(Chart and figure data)
"""

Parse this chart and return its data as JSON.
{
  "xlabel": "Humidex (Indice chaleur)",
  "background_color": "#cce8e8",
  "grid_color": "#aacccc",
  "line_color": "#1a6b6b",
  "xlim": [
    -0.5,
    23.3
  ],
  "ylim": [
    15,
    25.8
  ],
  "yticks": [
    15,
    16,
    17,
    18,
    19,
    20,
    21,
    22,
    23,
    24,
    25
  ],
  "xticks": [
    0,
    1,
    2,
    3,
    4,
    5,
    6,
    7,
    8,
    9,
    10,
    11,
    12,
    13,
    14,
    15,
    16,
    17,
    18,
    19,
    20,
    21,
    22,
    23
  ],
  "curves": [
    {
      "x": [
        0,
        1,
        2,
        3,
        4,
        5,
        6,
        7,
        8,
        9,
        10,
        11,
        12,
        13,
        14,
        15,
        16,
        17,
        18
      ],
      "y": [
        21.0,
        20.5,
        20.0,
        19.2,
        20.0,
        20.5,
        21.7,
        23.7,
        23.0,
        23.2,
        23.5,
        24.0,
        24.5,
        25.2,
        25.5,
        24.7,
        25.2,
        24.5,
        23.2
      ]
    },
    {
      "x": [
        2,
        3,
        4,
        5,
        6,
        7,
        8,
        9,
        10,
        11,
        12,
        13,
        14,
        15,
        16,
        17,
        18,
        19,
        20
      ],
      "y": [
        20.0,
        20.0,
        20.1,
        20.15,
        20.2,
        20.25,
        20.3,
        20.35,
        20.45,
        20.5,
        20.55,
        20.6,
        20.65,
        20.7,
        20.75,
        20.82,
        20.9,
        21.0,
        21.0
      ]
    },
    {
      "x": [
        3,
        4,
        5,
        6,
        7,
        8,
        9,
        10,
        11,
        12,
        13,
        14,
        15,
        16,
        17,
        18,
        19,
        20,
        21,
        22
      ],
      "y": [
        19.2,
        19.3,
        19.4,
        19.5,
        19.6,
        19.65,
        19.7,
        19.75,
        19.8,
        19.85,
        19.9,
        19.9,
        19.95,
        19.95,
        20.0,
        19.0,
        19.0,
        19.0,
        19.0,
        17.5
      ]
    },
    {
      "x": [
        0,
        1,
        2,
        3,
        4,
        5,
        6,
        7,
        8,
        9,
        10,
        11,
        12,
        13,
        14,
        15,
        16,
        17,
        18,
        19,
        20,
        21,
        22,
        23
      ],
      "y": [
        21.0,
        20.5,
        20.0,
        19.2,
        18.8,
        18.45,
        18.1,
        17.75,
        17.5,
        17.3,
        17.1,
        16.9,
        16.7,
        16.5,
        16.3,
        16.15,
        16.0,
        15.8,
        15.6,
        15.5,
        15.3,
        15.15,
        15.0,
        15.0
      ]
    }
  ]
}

"""

__Requirement__. Reproduce the entries above in full, verbatim.

__Solution for this task__.
Parse this chart and return its data as JSON.
{
  "xlabel": "Humidex (Indice chaleur)",
  "background_color": "#cce8e8",
  "grid_color": "#aacccc",
  "line_color": "#1a6b6b",
  "xlim": [
    -0.5,
    23.3
  ],
  "ylim": [
    15,
    25.8
  ],
  "yticks": [
    15,
    16,
    17,
    18,
    19,
    20,
    21,
    22,
    23,
    24,
    25
  ],
  "xticks": [
    0,
    1,
    2,
    3,
    4,
    5,
    6,
    7,
    8,
    9,
    10,
    11,
    12,
    13,
    14,
    15,
    16,
    17,
    18,
    19,
    20,
    21,
    22,
    23
  ],
  "curves": [
    {
      "x": [
        0,
        1,
        2,
        3,
        4,
        5,
        6,
        7,
        8,
        9,
        10,
        11,
        12,
        13,
        14,
        15,
        16,
        17,
        18
      ],
      "y": [
        21.0,
        20.5,
        20.0,
        19.2,
        20.0,
        20.5,
        21.7,
        23.7,
        23.0,
        23.2,
        23.5,
        24.0,
        24.5,
        25.2,
        25.5,
        24.7,
        25.2,
        24.5,
        23.2
      ]
    },
    {
      "x": [
        2,
        3,
        4,
        5,
        6,
        7,
        8,
        9,
        10,
        11,
        12,
        13,
        14,
        15,
        16,
        17,
        18,
        19,
        20
      ],
      "y": [
        20.0,
        20.0,
        20.1,
        20.15,
        20.2,
        20.25,
        20.3,
        20.35,
        20.45,
        20.5,
        20.55,
        20.6,
        20.65,
        20.7,
        20.75,
        20.82,
        20.9,
        21.0,
        21.0
      ]
    },
    {
      "x": [
        3,
        4,
        5,
        6,
        7,
        8,
        9,
        10,
        11,
        12,
        13,
        14,
        15,
        16,
        17,
        18,
        19,
        20,
        21,
        22
      ],
      "y": [
        19.2,
        19.3,
        19.4,
        19.5,
        19.6,
        19.65,
        19.7,
        19.75,
        19.8,
        19.85,
        19.9,
        19.9,
        19.95,
        19.95,
        20.0,
        19.0,
        19.0,
        19.0,
        19.0,
        17.5
      ]
    },
    {
      "x": [
        0,
        1,
        2,
        3,
        4,
        5,
        6,
        7,
        8,
        9,
        10,
        11,
        12,
        13,
        14,
        15,
        16,
        17,
        18,
        19,
        20,
        21,
        22,
        23
      ],
      "y": [
        21.0,
        20.5,
        20.0,
        19.2,
        18.8,
        18.45,
        18.1,
        17.75,
        17.5,
        17.3,
        17.1,
        16.9,
        16.7,
        16.5,
        16.3,
        16.15,
        16.0,
        15.8,
        15.6,
        15.5,
        15.3,
        15.15,
        15.0,
        15.0
      ]
    }
  ]
}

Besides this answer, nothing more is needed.